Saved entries
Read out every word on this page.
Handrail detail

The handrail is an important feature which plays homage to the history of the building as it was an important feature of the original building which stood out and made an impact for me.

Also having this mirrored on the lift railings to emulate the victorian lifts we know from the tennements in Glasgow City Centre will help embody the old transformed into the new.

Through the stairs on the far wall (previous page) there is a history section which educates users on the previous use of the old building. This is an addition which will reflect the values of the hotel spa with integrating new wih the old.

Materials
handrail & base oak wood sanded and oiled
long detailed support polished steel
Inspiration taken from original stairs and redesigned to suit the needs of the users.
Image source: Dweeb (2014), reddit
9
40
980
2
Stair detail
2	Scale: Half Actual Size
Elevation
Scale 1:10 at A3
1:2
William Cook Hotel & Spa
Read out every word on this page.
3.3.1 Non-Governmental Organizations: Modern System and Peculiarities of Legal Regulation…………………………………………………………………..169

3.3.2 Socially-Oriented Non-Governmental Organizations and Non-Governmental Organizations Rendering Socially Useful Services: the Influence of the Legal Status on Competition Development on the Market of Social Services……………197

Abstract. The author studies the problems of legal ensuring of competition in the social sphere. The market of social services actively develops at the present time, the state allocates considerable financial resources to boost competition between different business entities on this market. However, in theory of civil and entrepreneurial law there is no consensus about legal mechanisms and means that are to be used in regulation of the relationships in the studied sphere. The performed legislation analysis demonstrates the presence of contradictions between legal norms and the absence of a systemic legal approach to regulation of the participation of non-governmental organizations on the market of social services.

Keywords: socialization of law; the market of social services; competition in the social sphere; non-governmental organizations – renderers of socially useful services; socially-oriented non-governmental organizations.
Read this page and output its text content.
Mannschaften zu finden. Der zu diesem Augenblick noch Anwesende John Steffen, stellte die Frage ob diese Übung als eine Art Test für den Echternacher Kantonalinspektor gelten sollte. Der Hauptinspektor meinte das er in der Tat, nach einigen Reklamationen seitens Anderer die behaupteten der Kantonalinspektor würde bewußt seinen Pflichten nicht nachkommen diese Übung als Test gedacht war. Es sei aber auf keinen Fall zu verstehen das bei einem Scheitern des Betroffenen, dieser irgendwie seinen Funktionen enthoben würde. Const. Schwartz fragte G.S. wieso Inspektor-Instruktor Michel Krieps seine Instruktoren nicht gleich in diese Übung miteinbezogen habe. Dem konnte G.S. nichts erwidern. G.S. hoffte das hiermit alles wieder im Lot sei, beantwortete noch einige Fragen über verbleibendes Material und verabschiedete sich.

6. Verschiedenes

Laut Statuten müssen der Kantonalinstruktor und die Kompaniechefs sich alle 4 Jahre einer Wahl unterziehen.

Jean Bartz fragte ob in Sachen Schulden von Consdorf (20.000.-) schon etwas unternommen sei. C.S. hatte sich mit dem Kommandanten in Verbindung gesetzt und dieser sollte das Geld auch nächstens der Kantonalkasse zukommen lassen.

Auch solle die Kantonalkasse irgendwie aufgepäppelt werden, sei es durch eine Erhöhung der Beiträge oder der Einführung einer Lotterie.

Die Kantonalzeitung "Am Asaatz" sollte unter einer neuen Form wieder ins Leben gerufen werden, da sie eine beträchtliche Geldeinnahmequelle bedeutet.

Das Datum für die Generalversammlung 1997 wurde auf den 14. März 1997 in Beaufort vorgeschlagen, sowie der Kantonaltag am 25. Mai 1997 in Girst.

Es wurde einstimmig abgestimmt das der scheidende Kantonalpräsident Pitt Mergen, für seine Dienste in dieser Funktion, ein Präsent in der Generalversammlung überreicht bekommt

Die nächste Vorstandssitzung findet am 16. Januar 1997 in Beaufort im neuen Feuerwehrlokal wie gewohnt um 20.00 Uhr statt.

BRIEF: Exactly reproduce all of the entries above.

EXPECTED OUTPUT:
Read out every word on this page.
Handrail detail

The handrail is an important feature which plays homage to the history of the building as it was an important feature of the original building which stood out and made an impact for me.

Also having this mirrored on the lift railings to emulate the victorian lifts we know from the tennements in Glasgow City Centre will help embody the old transformed into the new.

Through the stairs on the far wall (previous page) there is a history section which educates users on the previous use of the old building. This is an addition which will reflect the values of the hotel spa with integrating new wih the old.

Materials
handrail & base oak wood sanded and oiled
long detailed support polished steel
Inspiration taken from original stairs and redesigned to suit the needs of the users.
Image source: Dweeb (2014), reddit
9
40
980
2
Stair detail
2	Scale: Half Actual Size
Elevation
Scale 1:10 at A3
1:2
William Cook Hotel & Spa
Read out every word on this page.
3.3.1 Non-Governmental Organizations: Modern System and Peculiarities of Legal Regulation…………………………………………………………………..169

3.3.2 Socially-Oriented Non-Governmental Organizations and Non-Governmental Organizations Rendering Socially Useful Services: the Influence of the Legal Status on Competition Development on the Market of Social Services……………197

Abstract. The author studies the problems of legal ensuring of competition in the social sphere. The market of social services actively develops at the present time, the state allocates considerable financial resources to boost competition between different business entities on this market. However, in theory of civil and entrepreneurial law there is no consensus about legal mechanisms and means that are to be used in regulation of the relationships in the studied sphere. The performed legislation analysis demonstrates the presence of contradictions between legal norms and the absence of a systemic legal approach to regulation of the participation of non-governmental organizations on the market of social services.

Keywords: socialization of law; the market of social services; competition in the social sphere; non-governmental organizations – renderers of socially useful services; socially-oriented non-governmental organizations.
Read this page and output its text content.
Mannschaften zu finden. Der zu diesem Augenblick noch Anwesende John Steffen, stellte die Frage ob diese Übung als eine Art Test für den Echternacher Kantonalinspektor gelten sollte. Der Hauptinspektor meinte das er in der Tat, nach einigen Reklamationen seitens Anderer die behaupteten der Kantonalinspektor würde bewußt seinen Pflichten nicht nachkommen diese Übung als Test gedacht war. Es sei aber auf keinen Fall zu verstehen das bei einem Scheitern des Betroffenen, dieser irgendwie seinen Funktionen enthoben würde. Const. Schwartz fragte G.S. wieso Inspektor-Instruktor Michel Krieps seine Instruktoren nicht gleich in diese Übung miteinbezogen habe. Dem konnte G.S. nichts erwidern. G.S. hoffte das hiermit alles wieder im Lot sei, beantwortete noch einige Fragen über verbleibendes Material und verabschiedete sich.

6. Verschiedenes

Laut Statuten müssen der Kantonalinstruktor und die Kompaniechefs sich alle 4 Jahre einer Wahl unterziehen.

Jean Bartz fragte ob in Sachen Schulden von Consdorf (20.000.-) schon etwas unternommen sei. C.S. hatte sich mit dem Kommandanten in Verbindung gesetzt und dieser sollte das Geld auch nächstens der Kantonalkasse zukommen lassen.

Auch solle die Kantonalkasse irgendwie aufgepäppelt werden, sei es durch eine Erhöhung der Beiträge oder der Einführung einer Lotterie.

Die Kantonalzeitung "Am Asaatz" sollte unter einer neuen Form wieder ins Leben gerufen werden, da sie eine beträchtliche Geldeinnahmequelle bedeutet.

Das Datum für die Generalversammlung 1997 wurde auf den 14. März 1997 in Beaufort vorgeschlagen, sowie der Kantonaltag am 25. Mai 1997 in Girst.

Es wurde einstimmig abgestimmt das der scheidende Kantonalpräsident Pitt Mergen, für seine Dienste in dieser Funktion, ein Präsent in der Generalversammlung überreicht bekommt

Die nächste Vorstandssitzung findet am 16. Januar 1997 in Beaufort im neuen Feuerwehrlokal wie gewohnt um 20.00 Uhr statt.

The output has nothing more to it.